[START Provided data]

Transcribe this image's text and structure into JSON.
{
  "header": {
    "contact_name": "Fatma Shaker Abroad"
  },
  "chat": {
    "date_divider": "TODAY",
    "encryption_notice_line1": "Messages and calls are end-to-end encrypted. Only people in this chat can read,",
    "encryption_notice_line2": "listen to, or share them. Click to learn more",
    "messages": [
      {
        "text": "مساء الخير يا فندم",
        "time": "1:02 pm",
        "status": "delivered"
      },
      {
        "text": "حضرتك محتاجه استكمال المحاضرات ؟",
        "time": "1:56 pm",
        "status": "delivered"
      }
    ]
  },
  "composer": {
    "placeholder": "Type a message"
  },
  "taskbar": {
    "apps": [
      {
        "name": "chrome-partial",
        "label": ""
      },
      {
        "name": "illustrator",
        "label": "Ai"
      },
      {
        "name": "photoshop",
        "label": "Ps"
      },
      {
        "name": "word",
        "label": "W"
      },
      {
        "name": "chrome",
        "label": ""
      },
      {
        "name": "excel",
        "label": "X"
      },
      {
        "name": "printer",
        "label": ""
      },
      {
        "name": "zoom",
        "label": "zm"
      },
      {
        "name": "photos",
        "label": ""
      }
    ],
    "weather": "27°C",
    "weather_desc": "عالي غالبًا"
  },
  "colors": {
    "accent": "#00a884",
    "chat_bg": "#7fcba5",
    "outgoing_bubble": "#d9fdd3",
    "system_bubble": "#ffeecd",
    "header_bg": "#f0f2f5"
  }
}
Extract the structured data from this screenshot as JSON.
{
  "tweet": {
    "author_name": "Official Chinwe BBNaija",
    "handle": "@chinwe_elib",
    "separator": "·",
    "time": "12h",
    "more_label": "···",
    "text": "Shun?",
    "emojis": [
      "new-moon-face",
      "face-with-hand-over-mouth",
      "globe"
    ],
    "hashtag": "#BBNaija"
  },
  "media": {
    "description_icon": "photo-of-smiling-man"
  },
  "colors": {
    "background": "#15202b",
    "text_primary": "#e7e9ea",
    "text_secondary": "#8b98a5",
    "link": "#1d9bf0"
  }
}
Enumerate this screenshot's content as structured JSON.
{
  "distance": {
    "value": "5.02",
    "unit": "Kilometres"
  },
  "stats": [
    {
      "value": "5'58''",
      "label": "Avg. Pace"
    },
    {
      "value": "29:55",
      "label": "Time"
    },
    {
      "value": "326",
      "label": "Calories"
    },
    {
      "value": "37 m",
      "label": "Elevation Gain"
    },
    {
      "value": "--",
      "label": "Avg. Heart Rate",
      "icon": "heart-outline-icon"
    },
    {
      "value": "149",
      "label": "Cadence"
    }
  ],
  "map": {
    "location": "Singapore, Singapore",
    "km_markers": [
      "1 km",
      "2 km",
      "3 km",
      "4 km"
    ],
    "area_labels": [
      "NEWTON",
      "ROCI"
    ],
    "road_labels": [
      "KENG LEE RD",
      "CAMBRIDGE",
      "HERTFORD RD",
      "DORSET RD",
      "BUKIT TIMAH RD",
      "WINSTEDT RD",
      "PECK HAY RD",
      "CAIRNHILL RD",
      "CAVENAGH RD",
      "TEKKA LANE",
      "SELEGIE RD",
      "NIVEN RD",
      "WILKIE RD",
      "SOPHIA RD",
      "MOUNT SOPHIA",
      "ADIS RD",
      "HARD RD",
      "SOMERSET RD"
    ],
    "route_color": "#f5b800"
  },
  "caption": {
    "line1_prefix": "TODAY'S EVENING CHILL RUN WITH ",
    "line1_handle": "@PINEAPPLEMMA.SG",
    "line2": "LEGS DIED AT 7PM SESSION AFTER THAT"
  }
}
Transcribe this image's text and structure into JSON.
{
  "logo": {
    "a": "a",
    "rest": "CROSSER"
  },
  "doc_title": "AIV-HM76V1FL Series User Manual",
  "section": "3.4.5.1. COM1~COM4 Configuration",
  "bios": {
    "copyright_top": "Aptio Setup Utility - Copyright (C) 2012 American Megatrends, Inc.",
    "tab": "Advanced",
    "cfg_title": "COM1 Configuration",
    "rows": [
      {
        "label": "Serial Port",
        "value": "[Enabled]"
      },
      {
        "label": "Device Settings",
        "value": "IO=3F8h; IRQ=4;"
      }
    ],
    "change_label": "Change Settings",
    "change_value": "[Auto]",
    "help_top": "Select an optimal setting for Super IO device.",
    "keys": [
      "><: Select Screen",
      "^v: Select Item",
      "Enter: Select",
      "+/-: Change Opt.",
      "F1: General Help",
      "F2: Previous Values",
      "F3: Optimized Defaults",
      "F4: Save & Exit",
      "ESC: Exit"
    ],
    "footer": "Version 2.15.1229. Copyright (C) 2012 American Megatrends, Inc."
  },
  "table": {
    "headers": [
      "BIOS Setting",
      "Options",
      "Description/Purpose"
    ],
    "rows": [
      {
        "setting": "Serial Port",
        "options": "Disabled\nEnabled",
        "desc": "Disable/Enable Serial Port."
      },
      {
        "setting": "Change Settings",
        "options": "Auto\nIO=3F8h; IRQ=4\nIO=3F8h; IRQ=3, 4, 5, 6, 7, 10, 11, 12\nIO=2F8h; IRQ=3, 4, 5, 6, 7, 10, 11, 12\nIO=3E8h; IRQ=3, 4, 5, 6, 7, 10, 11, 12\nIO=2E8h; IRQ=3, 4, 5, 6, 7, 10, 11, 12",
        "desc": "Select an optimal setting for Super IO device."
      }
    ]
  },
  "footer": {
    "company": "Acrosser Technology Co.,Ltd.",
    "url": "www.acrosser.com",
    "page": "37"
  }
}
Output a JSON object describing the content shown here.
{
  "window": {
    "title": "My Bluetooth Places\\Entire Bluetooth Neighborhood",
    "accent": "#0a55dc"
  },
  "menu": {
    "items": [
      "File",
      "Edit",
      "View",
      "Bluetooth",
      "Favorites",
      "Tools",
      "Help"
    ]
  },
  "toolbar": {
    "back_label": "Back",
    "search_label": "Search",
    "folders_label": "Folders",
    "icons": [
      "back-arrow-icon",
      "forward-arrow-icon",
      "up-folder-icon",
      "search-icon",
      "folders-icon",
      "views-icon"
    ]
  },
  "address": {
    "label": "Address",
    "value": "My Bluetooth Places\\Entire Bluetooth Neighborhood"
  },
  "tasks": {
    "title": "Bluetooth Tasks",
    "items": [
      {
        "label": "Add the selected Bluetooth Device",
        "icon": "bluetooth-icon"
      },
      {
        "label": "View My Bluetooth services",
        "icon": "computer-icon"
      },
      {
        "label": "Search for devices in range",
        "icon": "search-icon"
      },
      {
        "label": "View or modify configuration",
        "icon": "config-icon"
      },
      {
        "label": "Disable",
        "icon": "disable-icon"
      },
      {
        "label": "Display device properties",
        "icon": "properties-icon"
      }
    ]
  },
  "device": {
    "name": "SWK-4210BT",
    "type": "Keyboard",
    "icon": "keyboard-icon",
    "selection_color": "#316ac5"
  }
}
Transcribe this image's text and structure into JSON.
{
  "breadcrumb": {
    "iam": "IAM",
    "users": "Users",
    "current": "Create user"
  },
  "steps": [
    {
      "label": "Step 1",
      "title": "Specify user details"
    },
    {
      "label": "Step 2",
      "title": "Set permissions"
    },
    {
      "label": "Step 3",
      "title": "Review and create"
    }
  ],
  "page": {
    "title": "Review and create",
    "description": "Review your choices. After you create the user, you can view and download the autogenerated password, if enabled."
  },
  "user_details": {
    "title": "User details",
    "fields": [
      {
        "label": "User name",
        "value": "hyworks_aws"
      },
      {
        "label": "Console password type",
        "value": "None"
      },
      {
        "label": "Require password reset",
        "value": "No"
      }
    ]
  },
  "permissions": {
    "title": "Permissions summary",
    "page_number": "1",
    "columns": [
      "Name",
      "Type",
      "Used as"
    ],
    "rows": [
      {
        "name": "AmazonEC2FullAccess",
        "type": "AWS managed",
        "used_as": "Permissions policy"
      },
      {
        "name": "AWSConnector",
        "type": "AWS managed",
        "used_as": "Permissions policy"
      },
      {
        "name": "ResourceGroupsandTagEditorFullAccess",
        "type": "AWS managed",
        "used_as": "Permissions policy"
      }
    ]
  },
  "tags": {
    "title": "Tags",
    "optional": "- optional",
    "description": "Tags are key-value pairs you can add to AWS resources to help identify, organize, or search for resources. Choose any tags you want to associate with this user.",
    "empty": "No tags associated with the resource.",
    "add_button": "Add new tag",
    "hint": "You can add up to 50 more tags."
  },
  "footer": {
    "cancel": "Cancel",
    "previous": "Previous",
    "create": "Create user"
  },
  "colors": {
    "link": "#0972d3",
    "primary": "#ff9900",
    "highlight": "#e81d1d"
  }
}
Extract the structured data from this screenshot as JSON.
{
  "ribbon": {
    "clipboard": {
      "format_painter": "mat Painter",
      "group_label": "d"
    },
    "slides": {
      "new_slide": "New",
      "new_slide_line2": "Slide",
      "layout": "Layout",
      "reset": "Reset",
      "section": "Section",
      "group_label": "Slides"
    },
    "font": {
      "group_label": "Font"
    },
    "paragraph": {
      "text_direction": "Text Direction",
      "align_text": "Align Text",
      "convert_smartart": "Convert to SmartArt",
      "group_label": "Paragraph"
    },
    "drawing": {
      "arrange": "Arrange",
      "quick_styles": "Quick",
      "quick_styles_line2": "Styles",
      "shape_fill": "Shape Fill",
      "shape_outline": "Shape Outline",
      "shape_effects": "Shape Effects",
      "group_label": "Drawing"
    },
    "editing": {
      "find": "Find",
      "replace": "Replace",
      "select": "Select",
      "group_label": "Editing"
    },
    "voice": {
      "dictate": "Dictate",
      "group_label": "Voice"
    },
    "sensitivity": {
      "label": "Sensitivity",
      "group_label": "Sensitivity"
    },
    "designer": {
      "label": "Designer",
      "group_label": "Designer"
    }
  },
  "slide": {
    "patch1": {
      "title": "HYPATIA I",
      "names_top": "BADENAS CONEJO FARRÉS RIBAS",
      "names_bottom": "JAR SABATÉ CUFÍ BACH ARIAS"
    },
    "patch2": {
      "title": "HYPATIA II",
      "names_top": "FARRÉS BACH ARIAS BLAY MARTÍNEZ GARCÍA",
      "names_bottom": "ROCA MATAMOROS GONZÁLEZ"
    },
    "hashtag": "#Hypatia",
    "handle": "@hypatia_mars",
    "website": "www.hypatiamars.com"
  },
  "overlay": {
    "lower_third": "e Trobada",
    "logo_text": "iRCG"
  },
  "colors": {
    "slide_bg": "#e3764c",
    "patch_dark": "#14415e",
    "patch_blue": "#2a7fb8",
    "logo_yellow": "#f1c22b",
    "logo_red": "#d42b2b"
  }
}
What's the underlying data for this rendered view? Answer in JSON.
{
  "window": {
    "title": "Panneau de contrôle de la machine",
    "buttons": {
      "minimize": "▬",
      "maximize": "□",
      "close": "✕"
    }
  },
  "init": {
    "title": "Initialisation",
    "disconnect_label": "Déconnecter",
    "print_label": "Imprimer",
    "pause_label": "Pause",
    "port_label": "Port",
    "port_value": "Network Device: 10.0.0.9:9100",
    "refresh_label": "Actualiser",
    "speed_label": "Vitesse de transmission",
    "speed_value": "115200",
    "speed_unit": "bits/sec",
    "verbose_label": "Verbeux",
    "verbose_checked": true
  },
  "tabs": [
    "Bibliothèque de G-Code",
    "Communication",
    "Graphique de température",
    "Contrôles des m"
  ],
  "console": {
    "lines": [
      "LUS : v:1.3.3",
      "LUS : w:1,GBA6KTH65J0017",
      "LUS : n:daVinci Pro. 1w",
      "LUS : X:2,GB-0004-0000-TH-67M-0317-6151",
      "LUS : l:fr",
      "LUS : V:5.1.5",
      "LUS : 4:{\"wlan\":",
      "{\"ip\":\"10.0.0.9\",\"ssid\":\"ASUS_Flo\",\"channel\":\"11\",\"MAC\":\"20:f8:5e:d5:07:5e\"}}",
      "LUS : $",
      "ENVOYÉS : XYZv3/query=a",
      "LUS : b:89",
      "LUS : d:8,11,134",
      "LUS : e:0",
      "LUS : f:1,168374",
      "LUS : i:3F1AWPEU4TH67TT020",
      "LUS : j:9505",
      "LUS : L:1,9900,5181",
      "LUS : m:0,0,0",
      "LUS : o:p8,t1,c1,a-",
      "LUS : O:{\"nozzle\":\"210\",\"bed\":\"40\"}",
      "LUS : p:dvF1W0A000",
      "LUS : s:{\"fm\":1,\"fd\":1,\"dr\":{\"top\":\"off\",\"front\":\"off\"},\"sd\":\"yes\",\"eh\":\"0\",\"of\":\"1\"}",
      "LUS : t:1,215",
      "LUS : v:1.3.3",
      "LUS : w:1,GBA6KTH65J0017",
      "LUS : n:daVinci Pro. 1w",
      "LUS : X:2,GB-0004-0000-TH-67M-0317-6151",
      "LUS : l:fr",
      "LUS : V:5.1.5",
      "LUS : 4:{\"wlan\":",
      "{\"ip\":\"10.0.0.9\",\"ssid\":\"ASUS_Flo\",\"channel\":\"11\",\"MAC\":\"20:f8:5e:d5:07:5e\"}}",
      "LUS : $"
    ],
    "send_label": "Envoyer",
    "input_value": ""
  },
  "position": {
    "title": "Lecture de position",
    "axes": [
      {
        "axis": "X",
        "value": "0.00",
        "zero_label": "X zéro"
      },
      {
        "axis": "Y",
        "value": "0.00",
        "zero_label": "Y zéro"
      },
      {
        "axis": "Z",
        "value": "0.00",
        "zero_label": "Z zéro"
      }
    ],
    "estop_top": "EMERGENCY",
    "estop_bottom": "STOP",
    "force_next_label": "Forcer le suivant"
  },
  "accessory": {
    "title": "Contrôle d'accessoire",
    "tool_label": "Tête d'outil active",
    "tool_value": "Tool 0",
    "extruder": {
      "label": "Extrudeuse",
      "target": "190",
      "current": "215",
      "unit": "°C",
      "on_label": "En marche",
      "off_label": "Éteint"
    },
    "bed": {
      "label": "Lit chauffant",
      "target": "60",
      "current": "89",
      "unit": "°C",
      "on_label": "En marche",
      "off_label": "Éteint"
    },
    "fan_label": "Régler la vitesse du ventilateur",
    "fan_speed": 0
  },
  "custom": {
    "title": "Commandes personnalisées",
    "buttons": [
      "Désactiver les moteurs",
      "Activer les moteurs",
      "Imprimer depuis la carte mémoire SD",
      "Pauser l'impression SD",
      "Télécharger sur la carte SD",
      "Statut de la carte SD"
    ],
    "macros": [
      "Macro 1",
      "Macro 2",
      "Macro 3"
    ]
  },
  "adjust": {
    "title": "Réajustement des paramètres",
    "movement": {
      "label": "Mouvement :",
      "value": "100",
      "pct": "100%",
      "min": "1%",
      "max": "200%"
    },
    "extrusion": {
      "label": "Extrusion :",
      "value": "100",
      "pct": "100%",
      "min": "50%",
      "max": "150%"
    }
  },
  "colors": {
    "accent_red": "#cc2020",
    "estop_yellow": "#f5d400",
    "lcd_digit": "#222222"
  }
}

[END Provided data]

**Set task:** Copy out all lines from the material above that contain the string "password".

**Solution for this problem:**
    "description": "Review your choices. After you create the user, you can view and download the autogenerated password, if enabled."
        "label": "Console password type",
        "label": "Require password reset",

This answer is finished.